Given task: Scan the entries below and extract each line with the word "материалы" in it.

>> Start Material provided

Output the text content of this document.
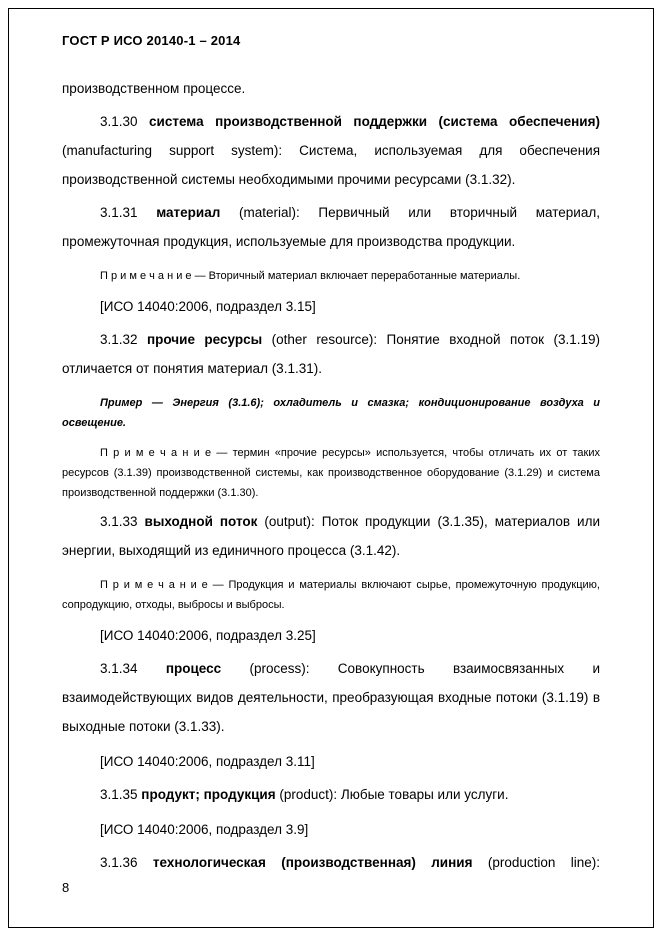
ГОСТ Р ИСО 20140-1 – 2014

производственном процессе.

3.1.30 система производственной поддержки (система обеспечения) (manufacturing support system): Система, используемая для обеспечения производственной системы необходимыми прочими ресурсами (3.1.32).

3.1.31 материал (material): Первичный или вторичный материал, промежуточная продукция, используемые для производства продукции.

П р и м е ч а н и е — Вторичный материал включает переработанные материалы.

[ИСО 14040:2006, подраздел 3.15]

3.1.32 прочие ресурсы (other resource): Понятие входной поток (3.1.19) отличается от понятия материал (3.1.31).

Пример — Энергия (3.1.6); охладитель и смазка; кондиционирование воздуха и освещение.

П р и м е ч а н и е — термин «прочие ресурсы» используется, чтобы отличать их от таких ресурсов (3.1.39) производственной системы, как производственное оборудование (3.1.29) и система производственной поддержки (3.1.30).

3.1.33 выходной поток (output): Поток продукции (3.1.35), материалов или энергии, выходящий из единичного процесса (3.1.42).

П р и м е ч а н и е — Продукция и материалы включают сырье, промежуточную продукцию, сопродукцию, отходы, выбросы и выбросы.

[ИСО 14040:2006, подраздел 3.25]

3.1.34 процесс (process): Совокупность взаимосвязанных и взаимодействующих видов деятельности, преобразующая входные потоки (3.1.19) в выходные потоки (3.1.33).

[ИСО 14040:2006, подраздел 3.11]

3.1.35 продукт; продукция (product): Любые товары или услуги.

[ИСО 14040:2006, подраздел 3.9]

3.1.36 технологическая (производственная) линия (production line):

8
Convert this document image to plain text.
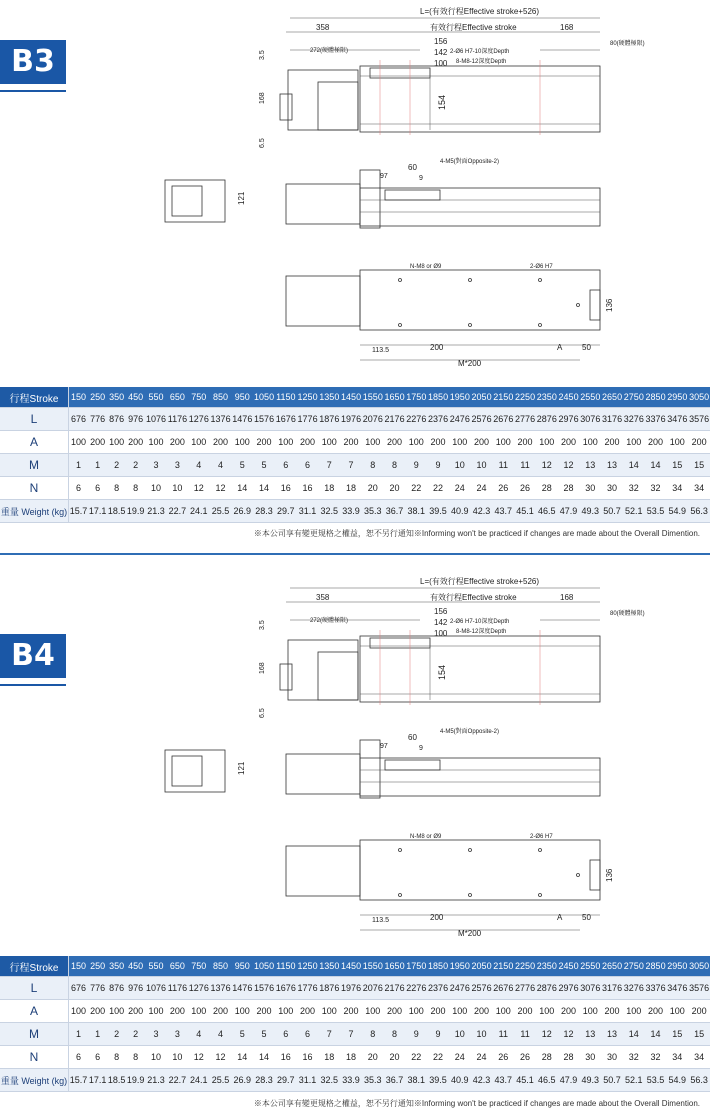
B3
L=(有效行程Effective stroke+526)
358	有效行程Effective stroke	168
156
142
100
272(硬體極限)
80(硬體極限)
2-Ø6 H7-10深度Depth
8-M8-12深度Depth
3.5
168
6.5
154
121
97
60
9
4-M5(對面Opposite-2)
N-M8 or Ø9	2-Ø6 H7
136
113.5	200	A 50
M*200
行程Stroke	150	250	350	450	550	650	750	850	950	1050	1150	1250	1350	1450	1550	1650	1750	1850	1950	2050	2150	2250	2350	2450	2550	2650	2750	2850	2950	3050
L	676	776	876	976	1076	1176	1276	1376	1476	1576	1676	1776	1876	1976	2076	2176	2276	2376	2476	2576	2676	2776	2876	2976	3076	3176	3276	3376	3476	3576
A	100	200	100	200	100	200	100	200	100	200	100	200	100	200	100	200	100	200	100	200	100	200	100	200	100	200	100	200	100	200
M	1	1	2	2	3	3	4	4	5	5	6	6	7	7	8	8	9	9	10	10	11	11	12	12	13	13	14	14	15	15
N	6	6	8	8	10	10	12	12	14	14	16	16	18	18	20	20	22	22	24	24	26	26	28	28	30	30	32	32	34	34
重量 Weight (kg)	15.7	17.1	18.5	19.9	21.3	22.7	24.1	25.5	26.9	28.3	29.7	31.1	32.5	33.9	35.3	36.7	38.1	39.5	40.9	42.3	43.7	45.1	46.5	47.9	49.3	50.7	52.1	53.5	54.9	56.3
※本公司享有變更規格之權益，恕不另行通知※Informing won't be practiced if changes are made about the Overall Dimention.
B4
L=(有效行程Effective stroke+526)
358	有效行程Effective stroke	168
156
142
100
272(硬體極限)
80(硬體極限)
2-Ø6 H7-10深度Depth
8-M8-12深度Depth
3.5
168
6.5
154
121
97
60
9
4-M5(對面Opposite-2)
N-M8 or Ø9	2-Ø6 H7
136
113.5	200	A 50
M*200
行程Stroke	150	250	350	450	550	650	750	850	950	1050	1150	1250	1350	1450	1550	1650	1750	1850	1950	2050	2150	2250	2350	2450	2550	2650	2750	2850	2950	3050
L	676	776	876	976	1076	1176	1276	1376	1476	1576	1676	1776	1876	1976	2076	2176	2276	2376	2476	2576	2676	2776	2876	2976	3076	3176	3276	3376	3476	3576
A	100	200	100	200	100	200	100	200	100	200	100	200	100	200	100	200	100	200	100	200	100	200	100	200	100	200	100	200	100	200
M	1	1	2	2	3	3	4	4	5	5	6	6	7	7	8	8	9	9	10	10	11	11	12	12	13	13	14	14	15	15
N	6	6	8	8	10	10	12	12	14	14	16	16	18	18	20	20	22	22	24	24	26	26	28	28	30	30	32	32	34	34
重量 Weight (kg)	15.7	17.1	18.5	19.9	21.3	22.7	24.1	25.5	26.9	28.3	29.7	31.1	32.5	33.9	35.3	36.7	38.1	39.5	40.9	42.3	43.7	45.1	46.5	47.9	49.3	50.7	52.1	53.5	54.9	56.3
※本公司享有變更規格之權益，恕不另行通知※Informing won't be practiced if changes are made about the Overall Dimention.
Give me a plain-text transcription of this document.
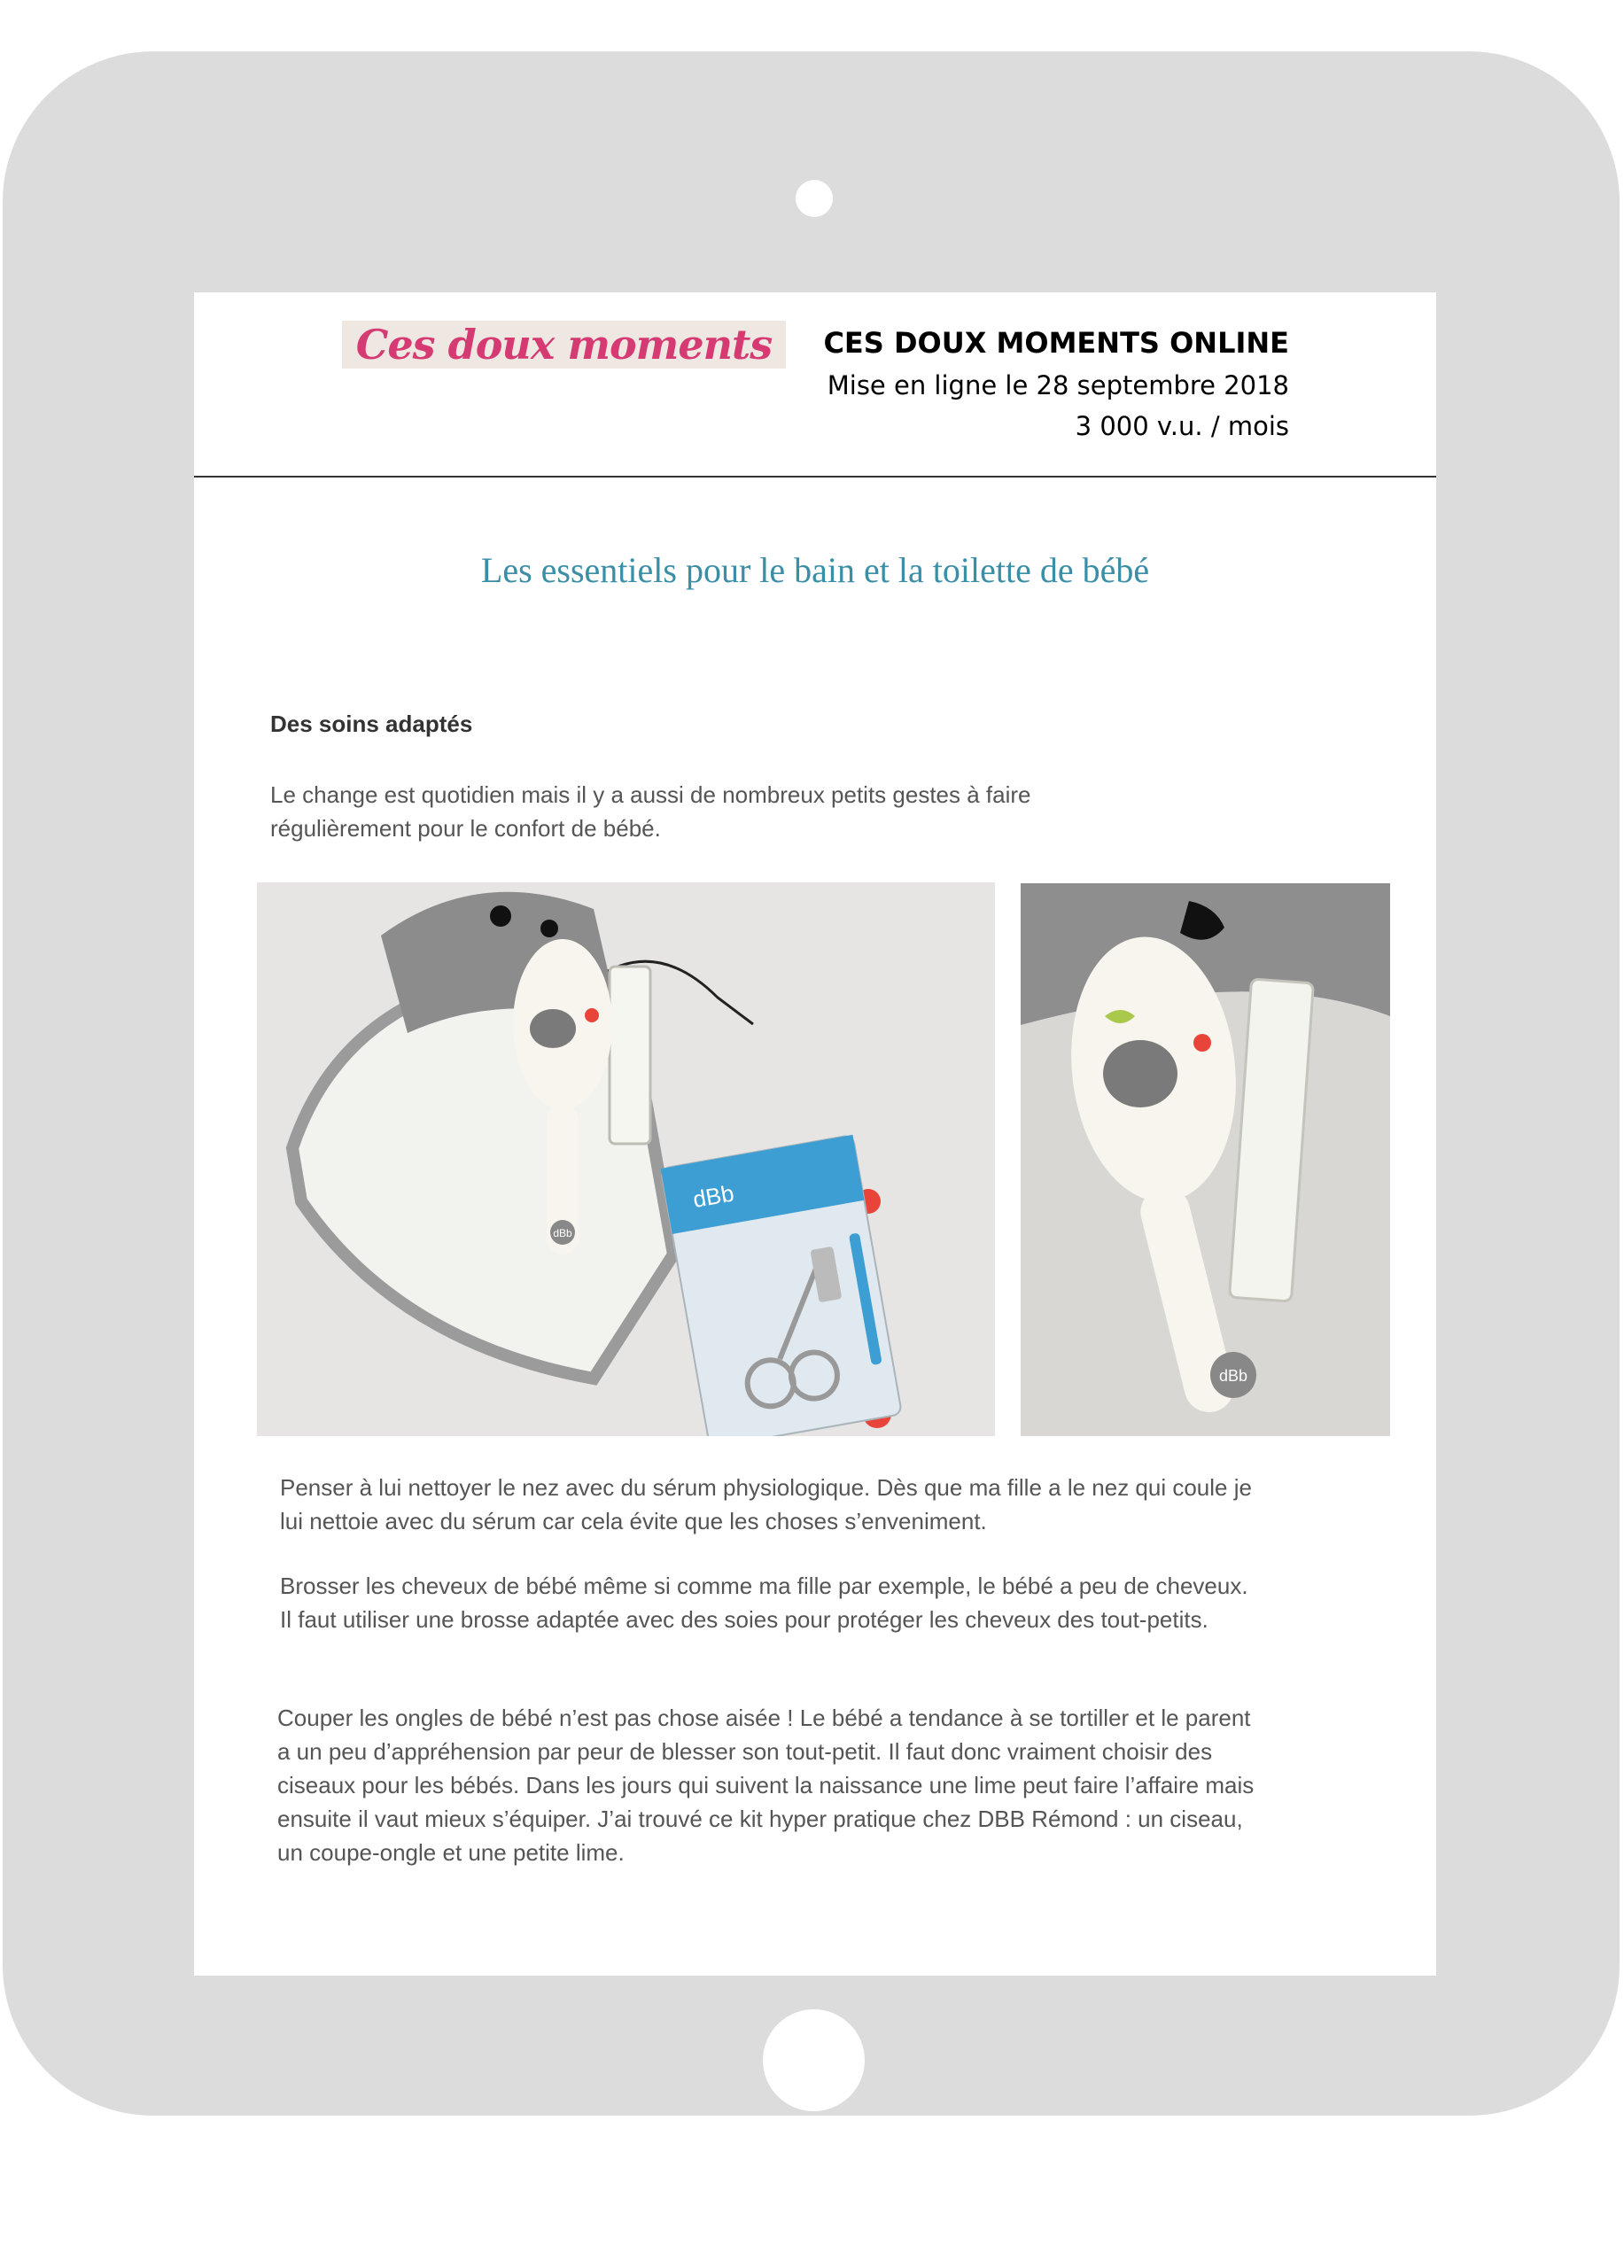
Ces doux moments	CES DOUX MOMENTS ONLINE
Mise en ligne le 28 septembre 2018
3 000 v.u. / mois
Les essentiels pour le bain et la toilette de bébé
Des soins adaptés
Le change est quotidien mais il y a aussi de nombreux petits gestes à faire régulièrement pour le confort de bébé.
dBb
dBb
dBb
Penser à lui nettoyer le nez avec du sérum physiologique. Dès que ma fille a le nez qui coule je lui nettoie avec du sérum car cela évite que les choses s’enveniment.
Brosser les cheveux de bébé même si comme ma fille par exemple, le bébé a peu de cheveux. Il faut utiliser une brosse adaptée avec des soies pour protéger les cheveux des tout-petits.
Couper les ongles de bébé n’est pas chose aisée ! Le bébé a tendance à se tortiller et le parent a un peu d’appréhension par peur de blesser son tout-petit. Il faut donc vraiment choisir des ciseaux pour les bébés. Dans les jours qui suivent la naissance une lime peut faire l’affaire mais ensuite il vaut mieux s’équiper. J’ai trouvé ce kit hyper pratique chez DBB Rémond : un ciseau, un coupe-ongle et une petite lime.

>> End Material provided

Task answer:
П р и м е ч а н и е — Вторичный материал включает переработанные материалы.
П р и м е ч а н и е — Продукция и материалы включают сырье, промежуточную продукцию, сопродукцию, отходы, выбросы и выбросы.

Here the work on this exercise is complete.